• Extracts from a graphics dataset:
.....

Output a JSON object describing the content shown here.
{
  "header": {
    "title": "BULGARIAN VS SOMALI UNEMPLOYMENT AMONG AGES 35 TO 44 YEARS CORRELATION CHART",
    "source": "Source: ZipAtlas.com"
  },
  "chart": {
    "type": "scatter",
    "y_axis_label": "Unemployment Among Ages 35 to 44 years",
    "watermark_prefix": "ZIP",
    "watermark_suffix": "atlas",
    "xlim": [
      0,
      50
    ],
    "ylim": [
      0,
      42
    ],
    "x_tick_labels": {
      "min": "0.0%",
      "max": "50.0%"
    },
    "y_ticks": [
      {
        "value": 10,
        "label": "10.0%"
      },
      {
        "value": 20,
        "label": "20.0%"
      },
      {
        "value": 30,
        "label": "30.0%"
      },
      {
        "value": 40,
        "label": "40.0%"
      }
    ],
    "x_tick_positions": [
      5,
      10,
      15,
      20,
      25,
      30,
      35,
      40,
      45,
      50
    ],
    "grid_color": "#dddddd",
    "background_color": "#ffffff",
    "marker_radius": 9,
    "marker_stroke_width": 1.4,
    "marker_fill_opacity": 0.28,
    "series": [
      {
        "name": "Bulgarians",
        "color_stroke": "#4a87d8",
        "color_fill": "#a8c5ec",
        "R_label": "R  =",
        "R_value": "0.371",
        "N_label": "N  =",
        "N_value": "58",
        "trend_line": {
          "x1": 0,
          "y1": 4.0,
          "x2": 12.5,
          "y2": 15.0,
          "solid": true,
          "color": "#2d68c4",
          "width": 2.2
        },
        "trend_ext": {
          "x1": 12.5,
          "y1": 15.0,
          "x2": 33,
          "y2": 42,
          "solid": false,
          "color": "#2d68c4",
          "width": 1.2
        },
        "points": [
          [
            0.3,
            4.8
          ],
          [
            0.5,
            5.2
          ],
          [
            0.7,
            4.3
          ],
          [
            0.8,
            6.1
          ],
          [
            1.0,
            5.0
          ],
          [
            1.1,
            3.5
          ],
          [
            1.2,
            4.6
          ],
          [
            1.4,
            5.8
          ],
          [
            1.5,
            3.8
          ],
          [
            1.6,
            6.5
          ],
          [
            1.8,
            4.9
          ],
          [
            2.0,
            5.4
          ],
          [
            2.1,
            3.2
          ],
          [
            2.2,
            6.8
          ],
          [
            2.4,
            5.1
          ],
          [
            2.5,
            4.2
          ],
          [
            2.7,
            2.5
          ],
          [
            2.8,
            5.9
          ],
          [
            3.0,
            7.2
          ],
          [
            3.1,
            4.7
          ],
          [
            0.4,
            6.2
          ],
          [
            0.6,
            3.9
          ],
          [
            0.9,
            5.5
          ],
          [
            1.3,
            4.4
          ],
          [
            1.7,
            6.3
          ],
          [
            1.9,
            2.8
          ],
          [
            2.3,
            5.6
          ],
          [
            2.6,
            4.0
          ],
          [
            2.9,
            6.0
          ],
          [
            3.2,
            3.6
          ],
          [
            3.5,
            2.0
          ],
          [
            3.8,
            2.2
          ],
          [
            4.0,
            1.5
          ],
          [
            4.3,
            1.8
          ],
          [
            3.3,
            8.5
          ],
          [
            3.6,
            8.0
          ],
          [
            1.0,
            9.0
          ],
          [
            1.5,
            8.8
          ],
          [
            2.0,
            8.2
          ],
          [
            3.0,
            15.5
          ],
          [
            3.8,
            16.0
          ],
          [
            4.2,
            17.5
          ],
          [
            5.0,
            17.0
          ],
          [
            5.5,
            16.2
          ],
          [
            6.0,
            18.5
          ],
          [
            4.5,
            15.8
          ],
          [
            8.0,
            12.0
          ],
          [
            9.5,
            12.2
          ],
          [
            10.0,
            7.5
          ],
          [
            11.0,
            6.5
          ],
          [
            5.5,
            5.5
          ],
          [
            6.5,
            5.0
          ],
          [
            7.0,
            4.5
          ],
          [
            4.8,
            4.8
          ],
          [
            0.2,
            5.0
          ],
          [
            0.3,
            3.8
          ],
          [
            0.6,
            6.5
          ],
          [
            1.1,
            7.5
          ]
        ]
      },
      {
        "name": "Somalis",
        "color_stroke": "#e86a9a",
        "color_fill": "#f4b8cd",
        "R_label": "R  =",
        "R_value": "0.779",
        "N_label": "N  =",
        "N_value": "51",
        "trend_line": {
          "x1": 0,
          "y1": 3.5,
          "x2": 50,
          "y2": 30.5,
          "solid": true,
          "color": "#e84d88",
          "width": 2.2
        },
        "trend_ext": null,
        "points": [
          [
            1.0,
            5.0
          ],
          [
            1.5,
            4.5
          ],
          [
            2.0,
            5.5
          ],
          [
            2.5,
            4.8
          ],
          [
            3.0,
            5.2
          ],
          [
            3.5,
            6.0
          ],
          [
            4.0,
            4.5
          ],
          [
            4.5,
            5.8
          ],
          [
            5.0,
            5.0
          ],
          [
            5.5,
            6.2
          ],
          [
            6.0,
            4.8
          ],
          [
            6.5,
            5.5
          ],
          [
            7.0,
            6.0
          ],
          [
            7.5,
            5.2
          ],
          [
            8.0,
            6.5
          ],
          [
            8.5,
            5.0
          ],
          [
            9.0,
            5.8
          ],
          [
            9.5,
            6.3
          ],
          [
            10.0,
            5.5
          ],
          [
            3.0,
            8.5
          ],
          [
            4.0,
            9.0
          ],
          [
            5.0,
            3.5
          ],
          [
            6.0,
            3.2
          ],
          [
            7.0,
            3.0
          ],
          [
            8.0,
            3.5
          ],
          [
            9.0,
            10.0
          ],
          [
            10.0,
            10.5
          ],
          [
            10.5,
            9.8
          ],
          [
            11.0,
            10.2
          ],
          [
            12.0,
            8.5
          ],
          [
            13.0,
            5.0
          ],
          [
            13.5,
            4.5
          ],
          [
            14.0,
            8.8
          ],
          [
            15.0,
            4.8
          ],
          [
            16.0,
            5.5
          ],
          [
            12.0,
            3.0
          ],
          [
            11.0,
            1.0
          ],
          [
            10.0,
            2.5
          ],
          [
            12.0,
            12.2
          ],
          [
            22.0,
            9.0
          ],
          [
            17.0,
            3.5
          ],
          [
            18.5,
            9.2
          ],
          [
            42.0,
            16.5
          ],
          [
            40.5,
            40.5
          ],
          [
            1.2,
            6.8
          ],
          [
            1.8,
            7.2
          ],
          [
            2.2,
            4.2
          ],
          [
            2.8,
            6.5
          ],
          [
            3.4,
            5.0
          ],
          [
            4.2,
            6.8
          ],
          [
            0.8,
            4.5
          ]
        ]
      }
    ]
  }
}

.....

• Goal: Take the entries above and transcribe them exactly.

• Written solution:
Output a JSON object describing the content shown here.
{
  "header": {
    "title": "BULGARIAN VS SOMALI UNEMPLOYMENT AMONG AGES 35 TO 44 YEARS CORRELATION CHART",
    "source": "Source: ZipAtlas.com"
  },
  "chart": {
    "type": "scatter",
    "y_axis_label": "Unemployment Among Ages 35 to 44 years",
    "watermark_prefix": "ZIP",
    "watermark_suffix": "atlas",
    "xlim": [
      0,
      50
    ],
    "ylim": [
      0,
      42
    ],
    "x_tick_labels": {
      "min": "0.0%",
      "max": "50.0%"
    },
    "y_ticks": [
      {
        "value": 10,
        "label": "10.0%"
      },
      {
        "value": 20,
        "label": "20.0%"
      },
      {
        "value": 30,
        "label": "30.0%"
      },
      {
        "value": 40,
        "label": "40.0%"
      }
    ],
    "x_tick_positions": [
      5,
      10,
      15,
      20,
      25,
      30,
      35,
      40,
      45,
      50
    ],
    "grid_color": "#dddddd",
    "background_color": "#ffffff",
    "marker_radius": 9,
    "marker_stroke_width": 1.4,
    "marker_fill_opacity": 0.28,
    "series": [
      {
        "name": "Bulgarians",
        "color_stroke": "#4a87d8",
        "color_fill": "#a8c5ec",
        "R_label": "R  =",
        "R_value": "0.371",
        "N_label": "N  =",
        "N_value": "58",
        "trend_line": {
          "x1": 0,
          "y1": 4.0,
          "x2": 12.5,
          "y2": 15.0,
          "solid": true,
          "color": "#2d68c4",
          "width": 2.2
        },
        "trend_ext": {
          "x1": 12.5,
          "y1": 15.0,
          "x2": 33,
          "y2": 42,
          "solid": false,
          "color": "#2d68c4",
          "width": 1.2
        },
        "points": [
          [
            0.3,
            4.8
          ],
          [
            0.5,
            5.2
          ],
          [
            0.7,
            4.3
          ],
          [
            0.8,
            6.1
          ],
          [
            1.0,
            5.0
          ],
          [
            1.1,
            3.5
          ],
          [
            1.2,
            4.6
          ],
          [
            1.4,
            5.8
          ],
          [
            1.5,
            3.8
          ],
          [
            1.6,
            6.5
          ],
          [
            1.8,
            4.9
          ],
          [
            2.0,
            5.4
          ],
          [
            2.1,
            3.2
          ],
          [
            2.2,
            6.8
          ],
          [
            2.4,
            5.1
          ],
          [
            2.5,
            4.2
          ],
          [
            2.7,
            2.5
          ],
          [
            2.8,
            5.9
          ],
          [
            3.0,
            7.2
          ],
          [
            3.1,
            4.7
          ],
          [
            0.4,
            6.2
          ],
          [
            0.6,
            3.9
          ],
          [
            0.9,
            5.5
          ],
          [
            1.3,
            4.4
          ],
          [
            1.7,
            6.3
          ],
          [
            1.9,
            2.8
          ],
          [
            2.3,
            5.6
          ],
          [
            2.6,
            4.0
          ],
          [
            2.9,
            6.0
          ],
          [
            3.2,
            3.6
          ],
          [
            3.5,
            2.0
          ],
          [
            3.8,
            2.2
          ],
          [
            4.0,
            1.5
          ],
          [
            4.3,
            1.8
          ],
          [
            3.3,
            8.5
          ],
          [
            3.6,
            8.0
          ],
          [
            1.0,
            9.0
          ],
          [
            1.5,
            8.8
          ],
          [
            2.0,
            8.2
          ],
          [
            3.0,
            15.5
          ],
          [
            3.8,
            16.0
          ],
          [
            4.2,
            17.5
          ],
          [
            5.0,
            17.0
          ],
          [
            5.5,
            16.2
          ],
          [
            6.0,
            18.5
          ],
          [
            4.5,
            15.8
          ],
          [
            8.0,
            12.0
          ],
          [
            9.5,
            12.2
          ],
          [
            10.0,
            7.5
          ],
          [
            11.0,
            6.5
          ],
          [
            5.5,
            5.5
          ],
          [
            6.5,
            5.0
          ],
          [
            7.0,
            4.5
          ],
          [
            4.8,
            4.8
          ],
          [
            0.2,
            5.0
          ],
          [
            0.3,
            3.8
          ],
          [
            0.6,
            6.5
          ],
          [
            1.1,
            7.5
          ]
        ]
      },
      {
        "name": "Somalis",
        "color_stroke": "#e86a9a",
        "color_fill": "#f4b8cd",
        "R_label": "R  =",
        "R_value": "0.779",
        "N_label": "N  =",
        "N_value": "51",
        "trend_line": {
          "x1": 0,
          "y1": 3.5,
          "x2": 50,
          "y2": 30.5,
          "solid": true,
          "color": "#e84d88",
          "width": 2.2
        },
        "trend_ext": null,
        "points": [
          [
            1.0,
            5.0
          ],
          [
            1.5,
            4.5
          ],
          [
            2.0,
            5.5
          ],
          [
            2.5,
            4.8
          ],
          [
            3.0,
            5.2
          ],
          [
            3.5,
            6.0
          ],
          [
            4.0,
            4.5
          ],
          [
            4.5,
            5.8
          ],
          [
            5.0,
            5.0
          ],
          [
            5.5,
            6.2
          ],
          [
            6.0,
            4.8
          ],
          [
            6.5,
            5.5
          ],
          [
            7.0,
            6.0
          ],
          [
            7.5,
            5.2
          ],
          [
            8.0,
            6.5
          ],
          [
            8.5,
            5.0
          ],
          [
            9.0,
            5.8
          ],
          [
            9.5,
            6.3
          ],
          [
            10.0,
            5.5
          ],
          [
            3.0,
            8.5
          ],
          [
            4.0,
            9.0
          ],
          [
            5.0,
            3.5
          ],
          [
            6.0,
            3.2
          ],
          [
            7.0,
            3.0
          ],
          [
            8.0,
            3.5
          ],
          [
            9.0,
            10.0
          ],
          [
            10.0,
            10.5
          ],
          [
            10.5,
            9.8
          ],
          [
            11.0,
            10.2
          ],
          [
            12.0,
            8.5
          ],
          [
            13.0,
            5.0
          ],
          [
            13.5,
            4.5
          ],
          [
            14.0,
            8.8
          ],
          [
            15.0,
            4.8
          ],
          [
            16.0,
            5.5
          ],
          [
            12.0,
            3.0
          ],
          [
            11.0,
            1.0
          ],
          [
            10.0,
            2.5
          ],
          [
            12.0,
            12.2
          ],
          [
            22.0,
            9.0
          ],
          [
            17.0,
            3.5
          ],
          [
            18.5,
            9.2
          ],
          [
            42.0,
            16.5
          ],
          [
            40.5,
            40.5
          ],
          [
            1.2,
            6.8
          ],
          [
            1.8,
            7.2
          ],
          [
            2.2,
            4.2
          ],
          [
            2.8,
            6.5
          ],
          [
            3.4,
            5.0
          ],
          [
            4.2,
            6.8
          ],
          [
            0.8,
            4.5
          ]
        ]
      }
    ]
  }
}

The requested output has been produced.